Given request: Extract, from the listing that follows, each line containing the word "tracks".

Figure contents as structured data
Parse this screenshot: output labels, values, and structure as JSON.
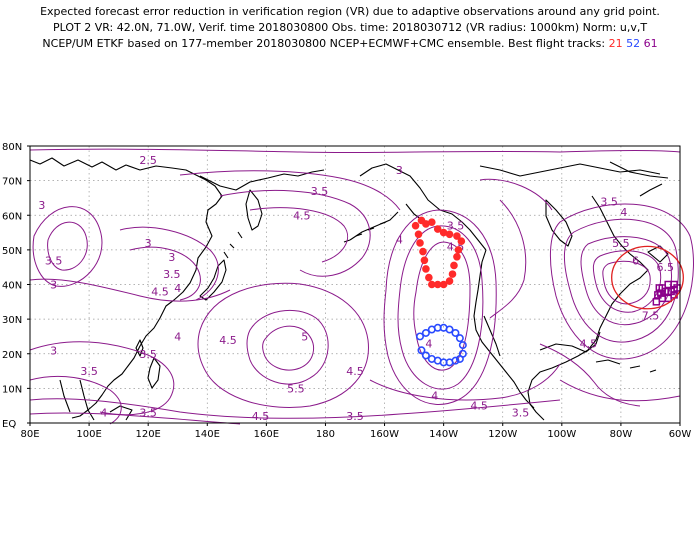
{
  "header": {
    "line1": "Expected forecast error reduction in verification region (VR) due to adaptive observations around any grid point.",
    "line2": "PLOT 2 VR: 42.0N, 71.0W, Verif. time 2018030800 Obs. time: 2018030712 (VR radius: 1000km) Norm: u,v,T",
    "line3": "NCEP/UM ETKF based on 177-member 2018030800 NCEP+ECMWF+CMC ensemble. Best flight tracks:",
    "tracks": [
      {
        "label": "21",
        "color": "#ff2a2a"
      },
      {
        "label": "52",
        "color": "#2a4bff"
      },
      {
        "label": "61",
        "color": "#8b008b"
      }
    ]
  },
  "map": {
    "lat_labels": [
      "80N",
      "70N",
      "60N",
      "50N",
      "40N",
      "30N",
      "20N",
      "10N",
      "EQ"
    ],
    "lon_labels": [
      "80E",
      "100E",
      "120E",
      "140E",
      "160E",
      "180",
      "160W",
      "140W",
      "120W",
      "100W",
      "80W",
      "60W"
    ],
    "contour_color": "#8b1a8b",
    "grid": true,
    "contour_labels": [
      {
        "text": "2.5",
        "lon": 120,
        "lat": 76
      },
      {
        "text": "3",
        "lon": 205,
        "lat": 73
      },
      {
        "text": "3.5",
        "lon": 178,
        "lat": 67
      },
      {
        "text": "4.5",
        "lon": 172,
        "lat": 60
      },
      {
        "text": "3",
        "lon": 84,
        "lat": 63
      },
      {
        "text": "3.5",
        "lon": 88,
        "lat": 47
      },
      {
        "text": "3",
        "lon": 88,
        "lat": 40
      },
      {
        "text": "3",
        "lon": 120,
        "lat": 52
      },
      {
        "text": "3",
        "lon": 128,
        "lat": 48
      },
      {
        "text": "3.5",
        "lon": 128,
        "lat": 43
      },
      {
        "text": "4.5",
        "lon": 124,
        "lat": 38
      },
      {
        "text": "4",
        "lon": 130,
        "lat": 39
      },
      {
        "text": "4",
        "lon": 130,
        "lat": 25
      },
      {
        "text": "3.5",
        "lon": 120,
        "lat": 20
      },
      {
        "text": "3",
        "lon": 88,
        "lat": 21
      },
      {
        "text": "3.5",
        "lon": 100,
        "lat": 15
      },
      {
        "text": "4.5",
        "lon": 147,
        "lat": 24
      },
      {
        "text": "5",
        "lon": 173,
        "lat": 25
      },
      {
        "text": "5.5",
        "lon": 170,
        "lat": 10
      },
      {
        "text": "4.5",
        "lon": 190,
        "lat": 15
      },
      {
        "text": "4.5",
        "lon": 158,
        "lat": 2
      },
      {
        "text": "3.5",
        "lon": 120,
        "lat": 3
      },
      {
        "text": "4",
        "lon": 105,
        "lat": 3
      },
      {
        "text": "3.5",
        "lon": 190,
        "lat": 2
      },
      {
        "text": "4",
        "lon": 205,
        "lat": 53
      },
      {
        "text": "3.5",
        "lon": 224,
        "lat": 57
      },
      {
        "text": "4.5",
        "lon": 224,
        "lat": 51
      },
      {
        "text": "4",
        "lon": 215,
        "lat": 23
      },
      {
        "text": "4",
        "lon": 217,
        "lat": 8
      },
      {
        "text": "4.5",
        "lon": 232,
        "lat": 5
      },
      {
        "text": "3.5",
        "lon": 246,
        "lat": 3
      },
      {
        "text": "3.5",
        "lon": 276,
        "lat": 64
      },
      {
        "text": "4",
        "lon": 281,
        "lat": 61
      },
      {
        "text": "5.5",
        "lon": 280,
        "lat": 52
      },
      {
        "text": "6",
        "lon": 285,
        "lat": 47
      },
      {
        "text": "6.5",
        "lon": 295,
        "lat": 45
      },
      {
        "text": "7.5",
        "lon": 290,
        "lat": 31
      },
      {
        "text": "4.5",
        "lon": 269,
        "lat": 23
      }
    ],
    "track_21": [
      [
        210.5,
        57
      ],
      [
        211.5,
        54.5
      ],
      [
        212,
        52
      ],
      [
        213,
        49.5
      ],
      [
        213.5,
        47
      ],
      [
        214,
        44.5
      ],
      [
        215,
        42
      ],
      [
        216,
        40
      ],
      [
        218,
        40
      ],
      [
        220,
        40
      ],
      [
        222,
        41
      ],
      [
        223,
        43
      ],
      [
        223.5,
        45.5
      ],
      [
        224.5,
        48
      ],
      [
        225,
        50
      ],
      [
        226,
        52.5
      ],
      [
        224.5,
        54
      ],
      [
        222,
        54.5
      ],
      [
        220,
        55
      ],
      [
        218,
        56
      ],
      [
        216,
        58
      ],
      [
        214,
        57.5
      ],
      [
        212.5,
        58.5
      ]
    ],
    "track_52": [
      [
        212,
        25
      ],
      [
        214,
        26
      ],
      [
        216,
        27
      ],
      [
        218,
        27.5
      ],
      [
        220,
        27.5
      ],
      [
        222,
        27
      ],
      [
        224,
        26
      ],
      [
        225.5,
        24.5
      ],
      [
        226.5,
        22.5
      ],
      [
        226.5,
        20
      ],
      [
        225.5,
        18.5
      ],
      [
        224,
        18
      ],
      [
        222,
        17.5
      ],
      [
        220,
        17.5
      ],
      [
        218,
        18
      ],
      [
        216,
        18.5
      ],
      [
        214,
        19.5
      ],
      [
        212.5,
        21
      ]
    ],
    "track_61": [
      [
        292,
        35
      ],
      [
        292.5,
        37
      ],
      [
        293,
        39
      ],
      [
        294,
        36
      ],
      [
        295,
        38
      ],
      [
        296,
        36
      ],
      [
        297,
        38
      ],
      [
        298,
        37
      ],
      [
        299,
        39
      ],
      [
        298,
        40
      ],
      [
        296,
        40
      ],
      [
        294,
        39
      ],
      [
        296,
        38
      ],
      [
        298,
        38.5
      ],
      [
        293.5,
        37.5
      ]
    ],
    "verification_region": {
      "center_lon": 289,
      "center_lat": 42,
      "radius_km": 1000
    }
  }
}
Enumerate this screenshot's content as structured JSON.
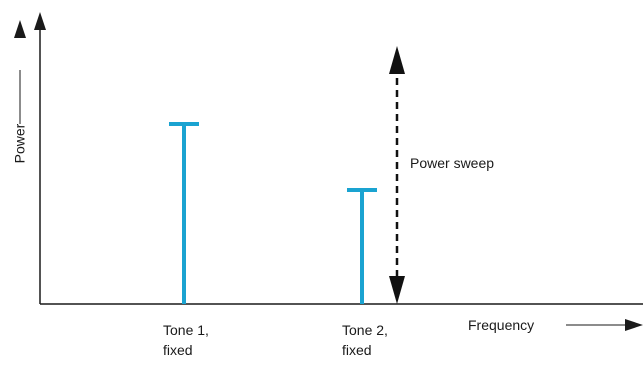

Answer to the problem:
    "line3": "NCEP/UM ETKF based on 177-member 2018030800 NCEP+ECMWF+CMC ensemble. Best flight tracks:",
    "tracks": [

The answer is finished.